* **Problem to solve**: Locate each line of the material that contains "Studio", then return it.

* **Information provided**:
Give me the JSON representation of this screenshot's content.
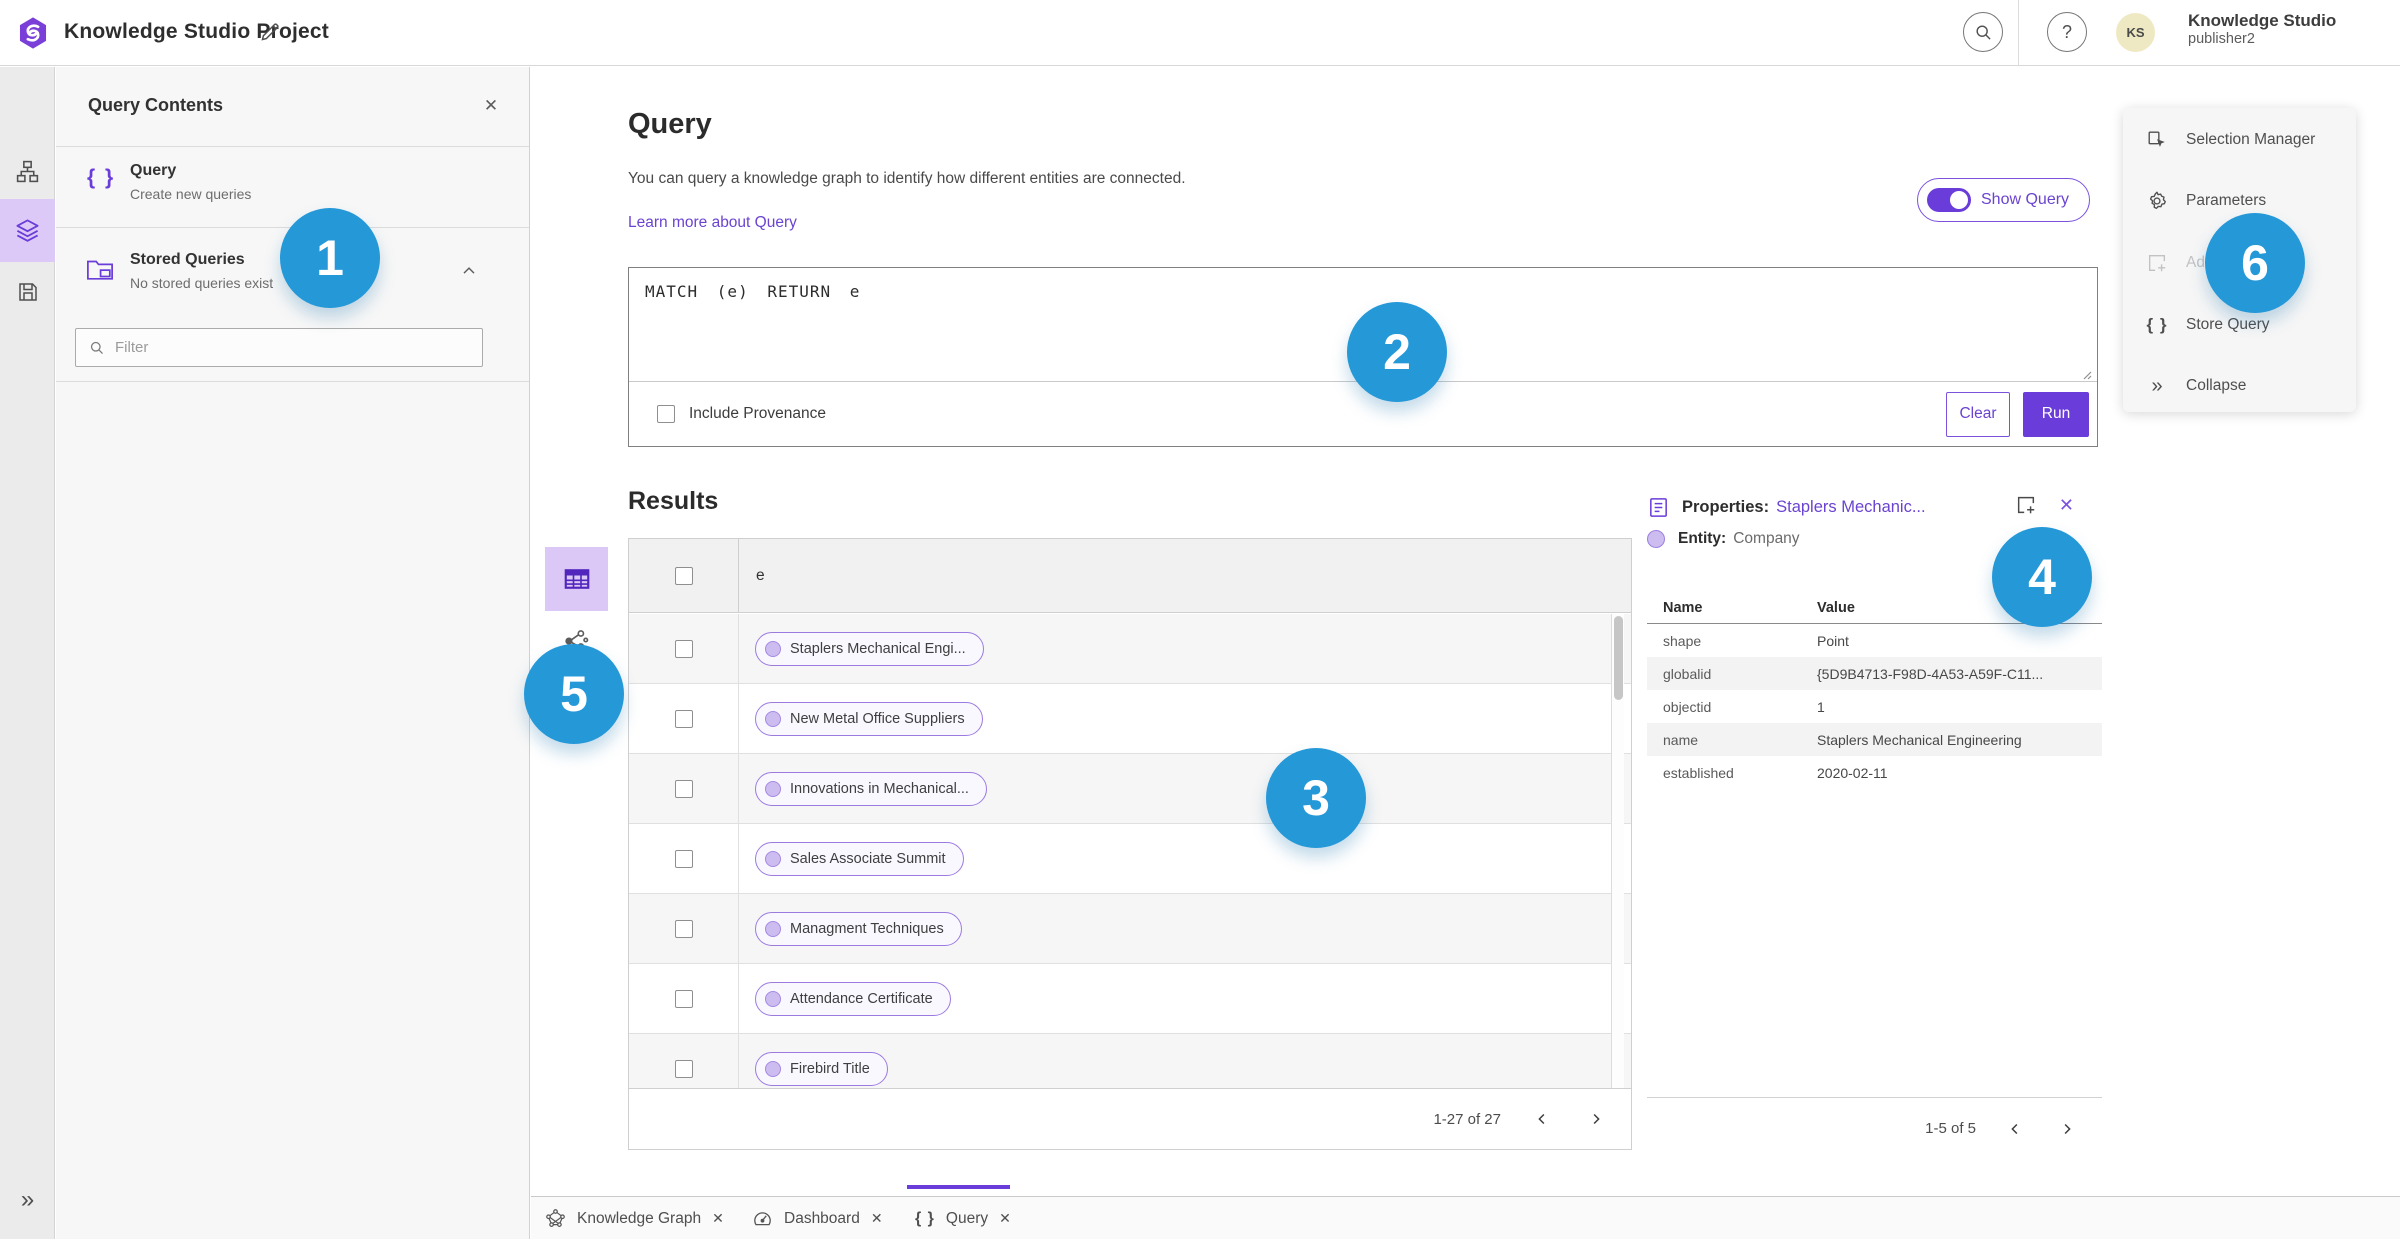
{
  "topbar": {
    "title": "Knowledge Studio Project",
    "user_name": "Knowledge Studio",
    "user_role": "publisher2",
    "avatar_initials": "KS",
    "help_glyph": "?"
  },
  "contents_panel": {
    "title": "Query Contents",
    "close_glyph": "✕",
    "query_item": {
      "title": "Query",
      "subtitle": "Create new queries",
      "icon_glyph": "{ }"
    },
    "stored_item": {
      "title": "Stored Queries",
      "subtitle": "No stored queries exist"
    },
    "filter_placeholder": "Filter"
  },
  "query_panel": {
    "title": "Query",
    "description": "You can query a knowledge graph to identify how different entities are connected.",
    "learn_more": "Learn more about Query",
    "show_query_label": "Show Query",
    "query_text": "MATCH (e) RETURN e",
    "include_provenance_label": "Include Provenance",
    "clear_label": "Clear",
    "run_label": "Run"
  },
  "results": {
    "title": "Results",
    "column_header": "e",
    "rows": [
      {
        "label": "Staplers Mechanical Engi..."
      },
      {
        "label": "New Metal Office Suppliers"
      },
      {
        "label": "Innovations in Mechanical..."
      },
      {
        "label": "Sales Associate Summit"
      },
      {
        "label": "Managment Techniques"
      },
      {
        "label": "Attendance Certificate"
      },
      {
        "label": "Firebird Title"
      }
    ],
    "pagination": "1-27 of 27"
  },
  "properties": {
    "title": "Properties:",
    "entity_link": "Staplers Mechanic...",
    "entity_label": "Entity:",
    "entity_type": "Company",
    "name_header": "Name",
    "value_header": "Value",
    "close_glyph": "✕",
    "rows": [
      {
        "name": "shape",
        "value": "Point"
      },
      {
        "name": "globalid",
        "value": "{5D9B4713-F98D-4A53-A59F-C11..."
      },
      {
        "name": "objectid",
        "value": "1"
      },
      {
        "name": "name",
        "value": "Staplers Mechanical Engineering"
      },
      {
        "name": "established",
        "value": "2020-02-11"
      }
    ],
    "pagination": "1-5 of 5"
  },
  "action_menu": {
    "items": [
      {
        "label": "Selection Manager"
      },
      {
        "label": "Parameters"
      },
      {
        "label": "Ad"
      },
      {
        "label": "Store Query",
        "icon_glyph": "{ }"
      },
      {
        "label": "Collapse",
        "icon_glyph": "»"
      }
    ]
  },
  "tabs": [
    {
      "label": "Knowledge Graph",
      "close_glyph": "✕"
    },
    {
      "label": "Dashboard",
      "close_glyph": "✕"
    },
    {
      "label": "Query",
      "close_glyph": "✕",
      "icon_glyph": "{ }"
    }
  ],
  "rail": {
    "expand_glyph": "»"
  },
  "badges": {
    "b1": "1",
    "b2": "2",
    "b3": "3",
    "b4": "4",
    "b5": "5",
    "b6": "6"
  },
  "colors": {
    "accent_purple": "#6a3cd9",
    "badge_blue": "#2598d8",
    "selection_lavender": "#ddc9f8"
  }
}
==
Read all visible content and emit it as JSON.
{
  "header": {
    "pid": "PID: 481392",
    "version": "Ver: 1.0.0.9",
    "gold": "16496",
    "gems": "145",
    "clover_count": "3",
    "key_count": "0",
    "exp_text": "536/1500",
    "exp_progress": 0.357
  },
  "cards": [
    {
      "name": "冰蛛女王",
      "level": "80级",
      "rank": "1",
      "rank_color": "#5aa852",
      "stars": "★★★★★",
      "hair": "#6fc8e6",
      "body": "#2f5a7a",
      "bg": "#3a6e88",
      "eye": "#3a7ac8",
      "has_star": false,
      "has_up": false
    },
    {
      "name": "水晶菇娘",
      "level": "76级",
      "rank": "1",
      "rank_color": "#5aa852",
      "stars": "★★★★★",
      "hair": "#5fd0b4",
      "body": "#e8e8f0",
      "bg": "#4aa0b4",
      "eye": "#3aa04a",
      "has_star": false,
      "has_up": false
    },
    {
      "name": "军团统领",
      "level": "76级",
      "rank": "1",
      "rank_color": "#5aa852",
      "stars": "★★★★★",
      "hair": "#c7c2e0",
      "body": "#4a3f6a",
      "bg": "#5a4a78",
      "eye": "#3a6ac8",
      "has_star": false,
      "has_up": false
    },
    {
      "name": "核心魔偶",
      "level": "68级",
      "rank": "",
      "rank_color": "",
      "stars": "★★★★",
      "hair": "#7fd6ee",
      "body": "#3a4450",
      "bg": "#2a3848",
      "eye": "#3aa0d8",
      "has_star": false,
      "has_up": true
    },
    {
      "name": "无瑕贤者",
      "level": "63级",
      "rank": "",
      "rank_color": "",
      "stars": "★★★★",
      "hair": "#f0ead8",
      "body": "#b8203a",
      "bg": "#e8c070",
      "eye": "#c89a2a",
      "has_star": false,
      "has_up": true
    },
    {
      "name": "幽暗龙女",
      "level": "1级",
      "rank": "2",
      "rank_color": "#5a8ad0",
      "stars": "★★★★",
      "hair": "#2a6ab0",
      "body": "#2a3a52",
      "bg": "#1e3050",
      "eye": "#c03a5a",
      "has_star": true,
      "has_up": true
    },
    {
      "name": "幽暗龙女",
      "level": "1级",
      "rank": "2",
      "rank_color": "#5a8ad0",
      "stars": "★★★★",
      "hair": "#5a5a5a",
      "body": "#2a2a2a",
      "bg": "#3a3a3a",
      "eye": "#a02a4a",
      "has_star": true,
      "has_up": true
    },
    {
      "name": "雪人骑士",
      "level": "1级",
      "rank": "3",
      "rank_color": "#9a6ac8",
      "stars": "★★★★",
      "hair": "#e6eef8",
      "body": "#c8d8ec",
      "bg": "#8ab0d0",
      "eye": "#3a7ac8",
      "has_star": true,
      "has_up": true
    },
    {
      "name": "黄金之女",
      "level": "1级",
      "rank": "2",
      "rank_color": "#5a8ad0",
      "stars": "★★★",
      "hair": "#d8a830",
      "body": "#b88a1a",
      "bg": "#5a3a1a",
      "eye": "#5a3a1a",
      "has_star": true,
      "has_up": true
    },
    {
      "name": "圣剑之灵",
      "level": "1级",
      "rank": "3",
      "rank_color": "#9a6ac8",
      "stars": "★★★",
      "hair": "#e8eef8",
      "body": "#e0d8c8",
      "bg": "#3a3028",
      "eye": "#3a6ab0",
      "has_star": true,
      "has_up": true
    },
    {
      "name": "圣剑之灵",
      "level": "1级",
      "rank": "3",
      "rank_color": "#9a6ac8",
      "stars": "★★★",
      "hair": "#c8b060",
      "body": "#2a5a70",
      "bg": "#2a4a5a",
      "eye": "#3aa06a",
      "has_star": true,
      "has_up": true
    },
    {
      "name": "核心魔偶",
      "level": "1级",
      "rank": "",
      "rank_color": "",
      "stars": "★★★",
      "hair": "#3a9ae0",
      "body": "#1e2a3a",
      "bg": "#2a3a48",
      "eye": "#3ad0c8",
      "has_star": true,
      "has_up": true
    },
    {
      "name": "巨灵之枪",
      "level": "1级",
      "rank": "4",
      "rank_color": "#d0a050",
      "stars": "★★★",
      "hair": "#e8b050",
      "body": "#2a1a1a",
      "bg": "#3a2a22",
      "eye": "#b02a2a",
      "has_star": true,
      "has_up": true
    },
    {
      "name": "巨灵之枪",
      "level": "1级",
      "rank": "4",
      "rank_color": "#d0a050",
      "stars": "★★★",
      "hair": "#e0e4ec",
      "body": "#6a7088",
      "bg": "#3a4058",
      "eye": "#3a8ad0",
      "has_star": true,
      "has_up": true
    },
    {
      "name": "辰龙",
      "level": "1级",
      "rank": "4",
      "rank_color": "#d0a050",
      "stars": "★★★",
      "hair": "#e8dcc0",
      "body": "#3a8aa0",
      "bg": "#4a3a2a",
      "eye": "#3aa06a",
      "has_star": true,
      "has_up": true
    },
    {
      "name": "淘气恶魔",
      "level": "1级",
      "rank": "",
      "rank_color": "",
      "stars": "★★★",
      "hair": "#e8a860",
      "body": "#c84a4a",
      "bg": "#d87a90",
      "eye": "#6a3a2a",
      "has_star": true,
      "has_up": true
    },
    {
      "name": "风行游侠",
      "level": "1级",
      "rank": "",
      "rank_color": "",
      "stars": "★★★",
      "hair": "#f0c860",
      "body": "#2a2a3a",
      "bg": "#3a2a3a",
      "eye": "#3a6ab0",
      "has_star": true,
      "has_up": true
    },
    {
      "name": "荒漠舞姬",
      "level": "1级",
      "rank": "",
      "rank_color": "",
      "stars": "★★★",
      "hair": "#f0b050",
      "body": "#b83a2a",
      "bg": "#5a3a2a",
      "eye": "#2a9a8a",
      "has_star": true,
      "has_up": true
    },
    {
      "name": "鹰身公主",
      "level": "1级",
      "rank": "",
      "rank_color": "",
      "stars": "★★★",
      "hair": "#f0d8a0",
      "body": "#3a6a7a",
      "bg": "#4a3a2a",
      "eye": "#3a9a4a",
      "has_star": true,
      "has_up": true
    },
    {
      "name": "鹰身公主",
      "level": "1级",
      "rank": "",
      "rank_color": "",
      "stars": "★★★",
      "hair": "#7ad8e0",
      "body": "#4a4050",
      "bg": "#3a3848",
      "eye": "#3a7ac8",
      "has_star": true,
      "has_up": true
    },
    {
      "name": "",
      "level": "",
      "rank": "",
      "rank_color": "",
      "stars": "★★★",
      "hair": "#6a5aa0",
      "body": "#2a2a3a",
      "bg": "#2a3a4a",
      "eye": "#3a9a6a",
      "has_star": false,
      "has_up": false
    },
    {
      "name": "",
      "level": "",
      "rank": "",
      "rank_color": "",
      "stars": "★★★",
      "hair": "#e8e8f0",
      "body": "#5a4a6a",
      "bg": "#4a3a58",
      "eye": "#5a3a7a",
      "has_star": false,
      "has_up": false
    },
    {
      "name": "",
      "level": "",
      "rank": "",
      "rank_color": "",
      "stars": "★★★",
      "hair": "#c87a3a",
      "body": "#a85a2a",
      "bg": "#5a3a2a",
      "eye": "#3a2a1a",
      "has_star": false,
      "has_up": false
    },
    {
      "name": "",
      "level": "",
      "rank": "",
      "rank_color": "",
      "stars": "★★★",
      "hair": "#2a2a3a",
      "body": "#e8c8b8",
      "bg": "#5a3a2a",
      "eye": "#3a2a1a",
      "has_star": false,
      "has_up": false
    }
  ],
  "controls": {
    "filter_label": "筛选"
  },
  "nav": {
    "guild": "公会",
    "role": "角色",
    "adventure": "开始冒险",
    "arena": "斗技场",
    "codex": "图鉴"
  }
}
...
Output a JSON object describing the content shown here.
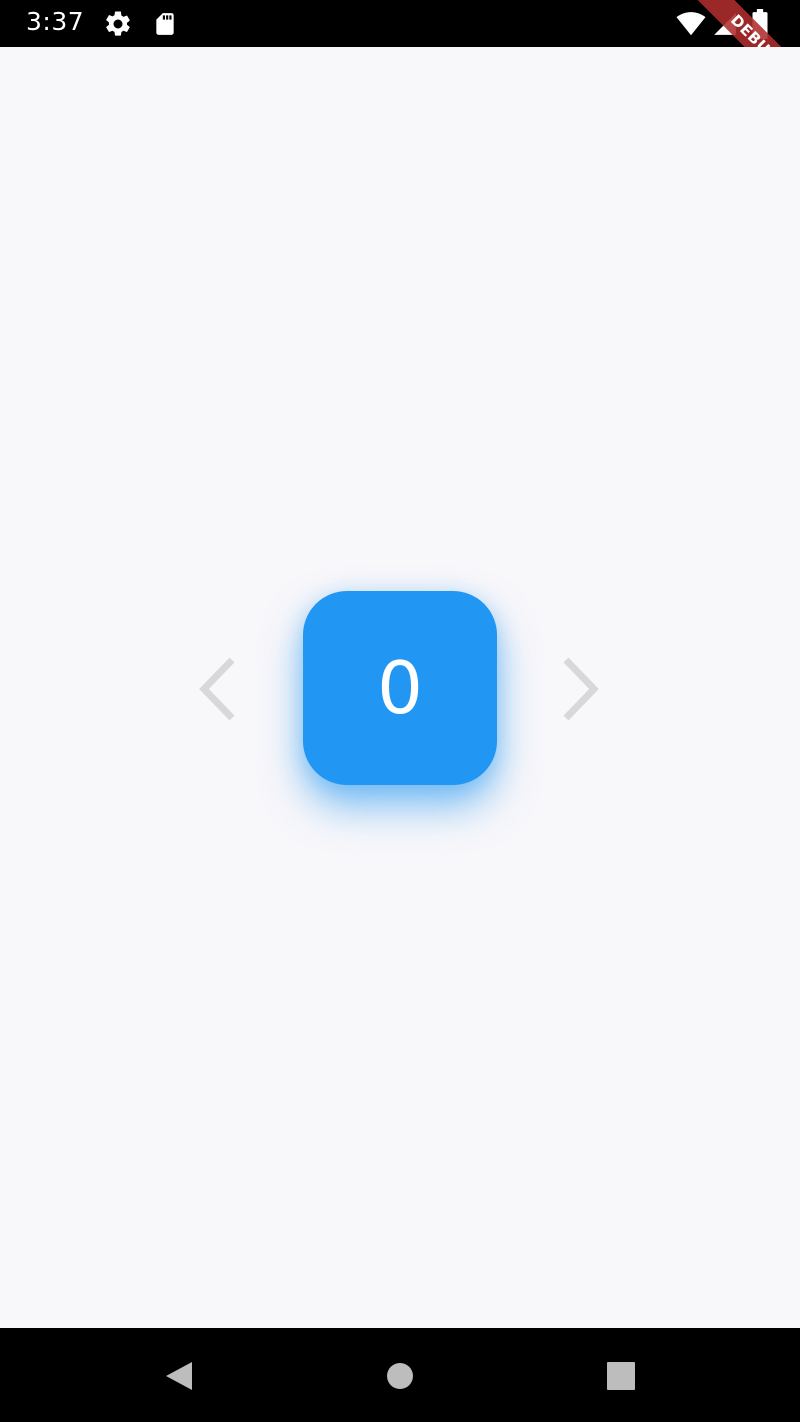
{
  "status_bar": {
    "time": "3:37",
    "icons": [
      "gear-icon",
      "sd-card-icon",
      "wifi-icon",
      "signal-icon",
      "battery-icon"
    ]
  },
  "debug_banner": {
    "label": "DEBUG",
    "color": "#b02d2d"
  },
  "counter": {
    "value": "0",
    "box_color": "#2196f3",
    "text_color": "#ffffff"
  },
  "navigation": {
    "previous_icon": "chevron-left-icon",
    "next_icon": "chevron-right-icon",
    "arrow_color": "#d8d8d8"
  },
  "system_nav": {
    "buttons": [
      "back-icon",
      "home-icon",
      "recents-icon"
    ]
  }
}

* **Exercise output**:
    "title": "Knowledge Studio Project",
    "user_name": "Knowledge Studio",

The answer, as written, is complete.